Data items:
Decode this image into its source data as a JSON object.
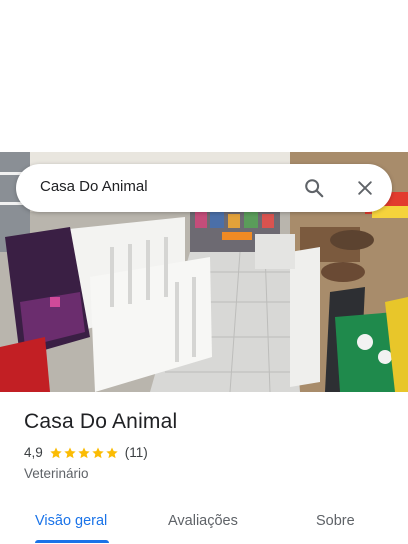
{
  "search": {
    "query": "Casa Do Animal"
  },
  "place": {
    "name": "Casa Do Animal",
    "rating": "4,9",
    "stars": 5,
    "review_count": "(11)",
    "category": "Veterinário"
  },
  "tabs": [
    {
      "label": "Visão geral",
      "active": true
    },
    {
      "label": "Avaliações",
      "active": false
    },
    {
      "label": "Sobre",
      "active": false
    }
  ],
  "colors": {
    "accent": "#1a73e8",
    "star": "#fbbc04"
  },
  "icons": {
    "search": "search-icon",
    "close": "close-icon"
  }
}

Given exercise:
Lines containing the string "Casa" are to be selected and copied.

Task response:
    "query": "Casa Do Animal"
    "name": "Casa Do Animal",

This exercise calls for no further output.